* [Aim]:
From the listing below, extract each entry exactly as written, minus the images.
....
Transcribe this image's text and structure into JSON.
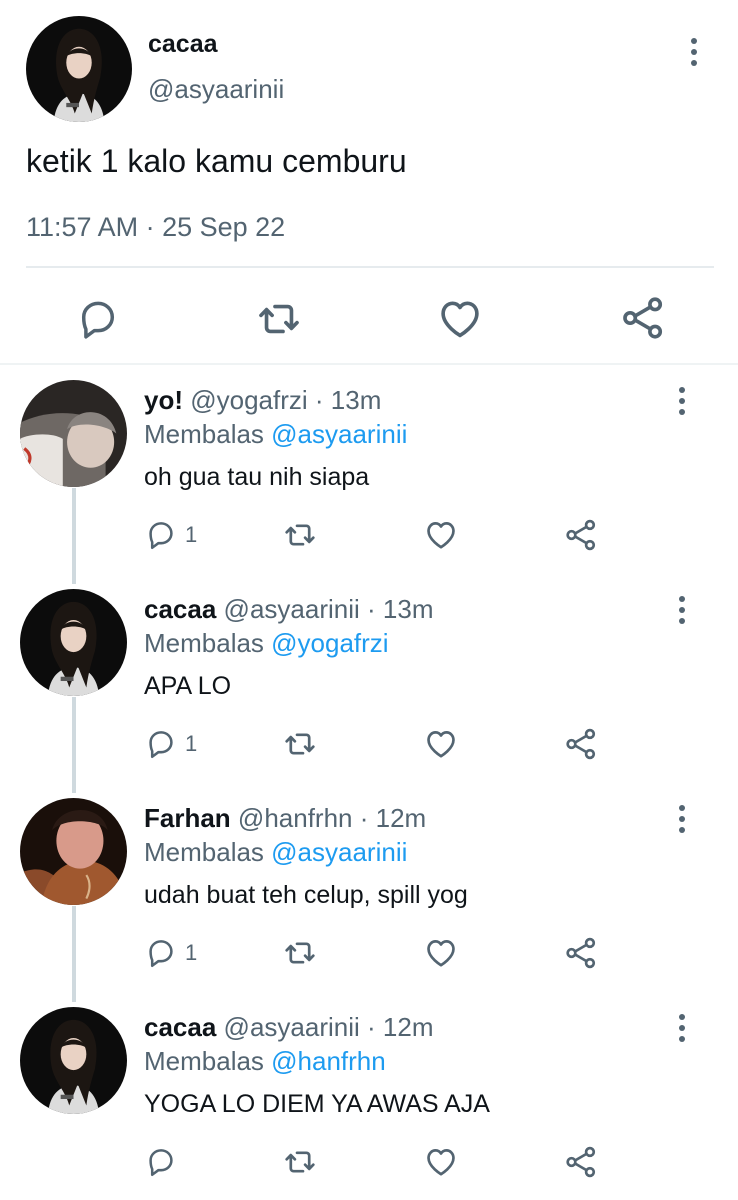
{
  "main_tweet": {
    "name": "cacaa",
    "handle": "@asyaarinii",
    "text": "ketik 1 kalo kamu cemburu",
    "timestamp": "11:57 AM · 25 Sep 22"
  },
  "replies": [
    {
      "name": "yo!",
      "handle": "@yogafrzi",
      "time": "· 13m",
      "reply_prefix": "Membalas ",
      "reply_to": "@asyaarinii",
      "text": "oh gua tau nih siapa",
      "reply_count": "1"
    },
    {
      "name": "cacaa",
      "handle": "@asyaarinii",
      "time": "· 13m",
      "reply_prefix": "Membalas ",
      "reply_to": "@yogafrzi",
      "text": "APA LO",
      "reply_count": "1"
    },
    {
      "name": "Farhan",
      "handle": "@hanfrhn",
      "time": "· 12m",
      "reply_prefix": "Membalas ",
      "reply_to": "@asyaarinii",
      "text": "udah buat teh celup, spill yog",
      "reply_count": "1"
    },
    {
      "name": "cacaa",
      "handle": "@asyaarinii",
      "time": "· 12m",
      "reply_prefix": "Membalas ",
      "reply_to": "@hanfrhn",
      "text": "YOGA LO DIEM YA AWAS AJA",
      "reply_count": ""
    }
  ],
  "icons": {
    "reply": "reply-bubble-icon",
    "retweet": "retweet-icon",
    "like": "heart-icon",
    "share": "share-icon",
    "more": "more-vertical-icon"
  },
  "colors": {
    "text_primary": "#0f1419",
    "text_secondary": "#536471",
    "mention": "#1d9bf0",
    "thread_line": "#cfd9de"
  }
}
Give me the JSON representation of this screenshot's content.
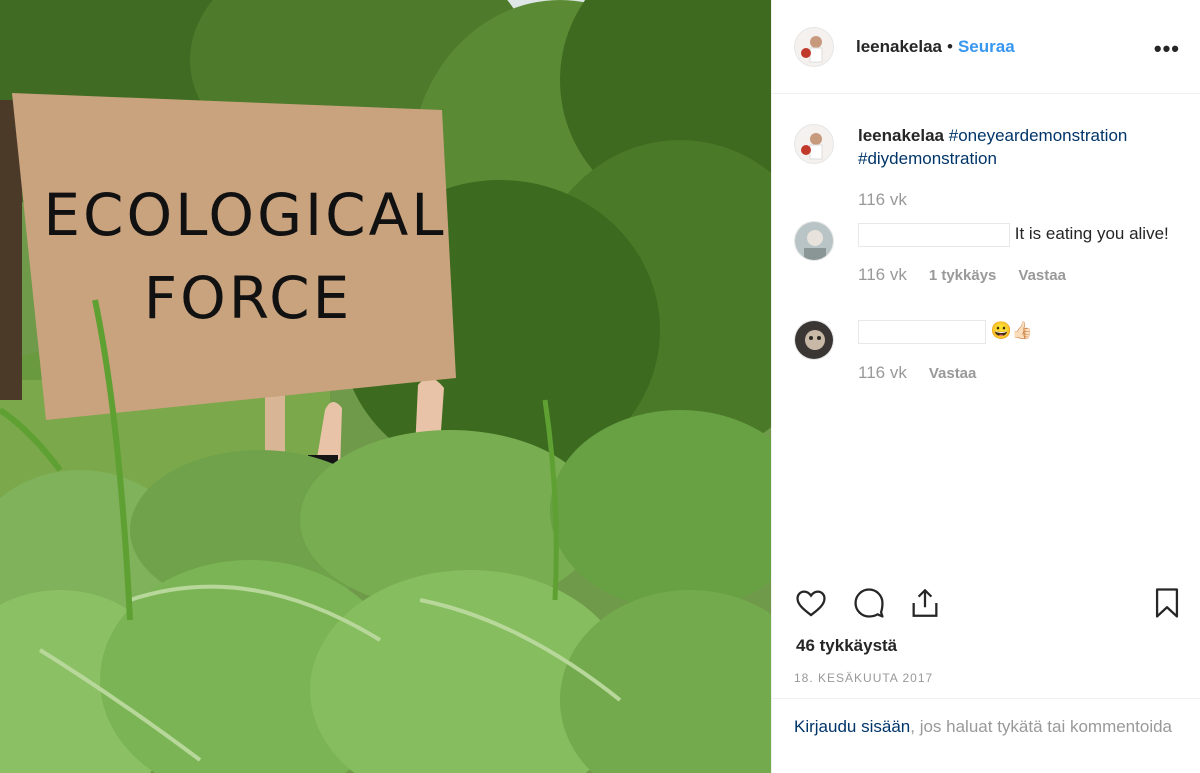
{
  "post": {
    "username": "leenakelaa",
    "separator": "•",
    "follow_label": "Seuraa",
    "more_label": "•••",
    "sign_line1": "ECOLOGICAL",
    "sign_line2": "FORCE"
  },
  "caption": {
    "username": "leenakelaa",
    "hashtag1": "#oneyeardemonstration",
    "hashtag2": "#diydemonstration",
    "time": "116 vk"
  },
  "comments": [
    {
      "text": "It is eating you alive!",
      "time": "116 vk",
      "likes": "1 tykkäys",
      "reply": "Vastaa"
    },
    {
      "text": "😀👍🏻",
      "time": "116 vk",
      "reply": "Vastaa"
    }
  ],
  "likes_count": "46 tykkäystä",
  "date": "18. KESÄKUUTA 2017",
  "footer": {
    "login_link": "Kirjaudu sisään",
    "rest": ", jos haluat tykätä tai kommentoida"
  },
  "colors": {
    "follow": "#3897f0",
    "hashtag": "#003569",
    "muted": "#999999",
    "sign": "#c9a27e"
  },
  "icons": [
    "heart-icon",
    "comment-icon",
    "share-icon",
    "bookmark-icon",
    "more-icon"
  ]
}
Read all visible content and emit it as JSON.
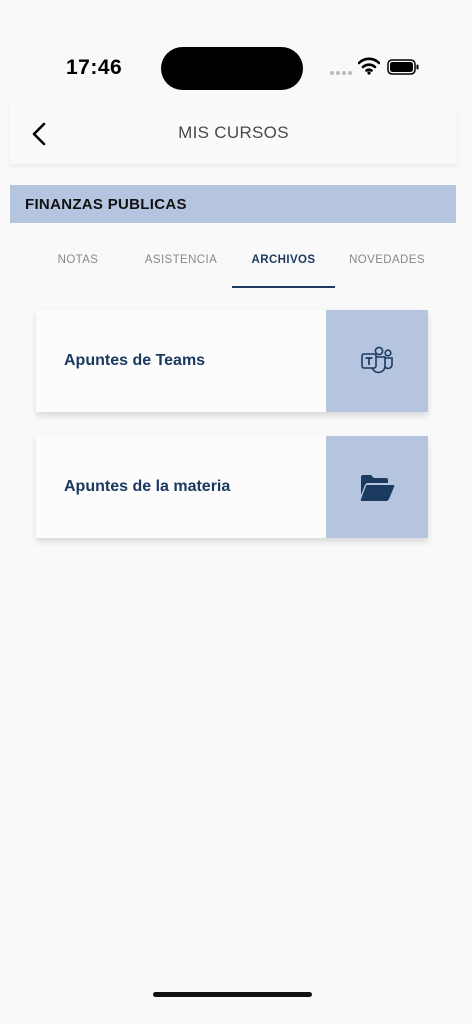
{
  "status_bar": {
    "time": "17:46",
    "icons": [
      "signal-icon",
      "wifi-icon",
      "battery-icon"
    ]
  },
  "header": {
    "title": "MIS CURSOS",
    "back_icon": "chevron-left-icon"
  },
  "course": {
    "name": "FINANZAS PUBLICAS"
  },
  "tabs": [
    {
      "label": "NOTAS",
      "active": false
    },
    {
      "label": "ASISTENCIA",
      "active": false
    },
    {
      "label": "ARCHIVOS",
      "active": true
    },
    {
      "label": "NOVEDADES",
      "active": false
    }
  ],
  "files": [
    {
      "label": "Apuntes de Teams",
      "icon": "teams-icon"
    },
    {
      "label": "Apuntes de la materia",
      "icon": "folder-open-icon"
    }
  ],
  "colors": {
    "accent": "#b5c5e0",
    "primary_text": "#1a3a60",
    "background": "#f9f9f9"
  }
}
....
* [Finished answer]:
Transcribe this image's text and structure into JSON.
{
  "main_tweet": {
    "name": "cacaa",
    "handle": "@asyaarinii",
    "text": "ketik 1 kalo kamu cemburu",
    "timestamp": "11:57 AM · 25 Sep 22"
  },
  "replies": [
    {
      "name": "yo!",
      "handle": "@yogafrzi",
      "time": "· 13m",
      "reply_prefix": "Membalas ",
      "reply_to": "@asyaarinii",
      "text": "oh gua tau nih siapa",
      "reply_count": "1"
    },
    {
      "name": "cacaa",
      "handle": "@asyaarinii",
      "time": "· 13m",
      "reply_prefix": "Membalas ",
      "reply_to": "@yogafrzi",
      "text": "APA LO",
      "reply_count": "1"
    },
    {
      "name": "Farhan",
      "handle": "@hanfrhn",
      "time": "· 12m",
      "reply_prefix": "Membalas ",
      "reply_to": "@asyaarinii",
      "text": "udah buat teh celup, spill yog",
      "reply_count": "1"
    },
    {
      "name": "cacaa",
      "handle": "@asyaarinii",
      "time": "· 12m",
      "reply_prefix": "Membalas ",
      "reply_to": "@hanfrhn",
      "text": "YOGA LO DIEM YA AWAS AJA",
      "reply_count": ""
    }
  ],
  "icons": {
    "reply": "reply-bubble-icon",
    "retweet": "retweet-icon",
    "like": "heart-icon",
    "share": "share-icon",
    "more": "more-vertical-icon"
  },
  "colors": {
    "text_primary": "#0f1419",
    "text_secondary": "#536471",
    "mention": "#1d9bf0",
    "thread_line": "#cfd9de"
  }
}
Give me the JSON representation of this screenshot's content.
{
  "post": {
    "username": "leenakelaa",
    "separator": "•",
    "follow_label": "Seuraa",
    "more_label": "•••",
    "sign_line1": "ECOLOGICAL",
    "sign_line2": "FORCE"
  },
  "caption": {
    "username": "leenakelaa",
    "hashtag1": "#oneyeardemonstration",
    "hashtag2": "#diydemonstration",
    "time": "116 vk"
  },
  "comments": [
    {
      "text": "It is eating you alive!",
      "time": "116 vk",
      "likes": "1 tykkäys",
      "reply": "Vastaa"
    },
    {
      "text": "😀👍🏻",
      "time": "116 vk",
      "reply": "Vastaa"
    }
  ],
  "likes_count": "46 tykkäystä",
  "date": "18. KESÄKUUTA 2017",
  "footer": {
    "login_link": "Kirjaudu sisään",
    "rest": ", jos haluat tykätä tai kommentoida"
  },
  "colors": {
    "follow": "#3897f0",
    "hashtag": "#003569",
    "muted": "#999999",
    "sign": "#c9a27e"
  },
  "icons": [
    "heart-icon",
    "comment-icon",
    "share-icon",
    "bookmark-icon",
    "more-icon"
  ]
}
Read all visible content and emit it as JSON.
{
  "status_bar": {
    "time": "17:46",
    "icons": [
      "signal-icon",
      "wifi-icon",
      "battery-icon"
    ]
  },
  "header": {
    "title": "MIS CURSOS",
    "back_icon": "chevron-left-icon"
  },
  "course": {
    "name": "FINANZAS PUBLICAS"
  },
  "tabs": [
    {
      "label": "NOTAS",
      "active": false
    },
    {
      "label": "ASISTENCIA",
      "active": false
    },
    {
      "label": "ARCHIVOS",
      "active": true
    },
    {
      "label": "NOVEDADES",
      "active": false
    }
  ],
  "files": [
    {
      "label": "Apuntes de Teams",
      "icon": "teams-icon"
    },
    {
      "label": "Apuntes de la materia",
      "icon": "folder-open-icon"
    }
  ],
  "colors": {
    "accent": "#b5c5e0",
    "primary_text": "#1a3a60",
    "background": "#f9f9f9"
  }
}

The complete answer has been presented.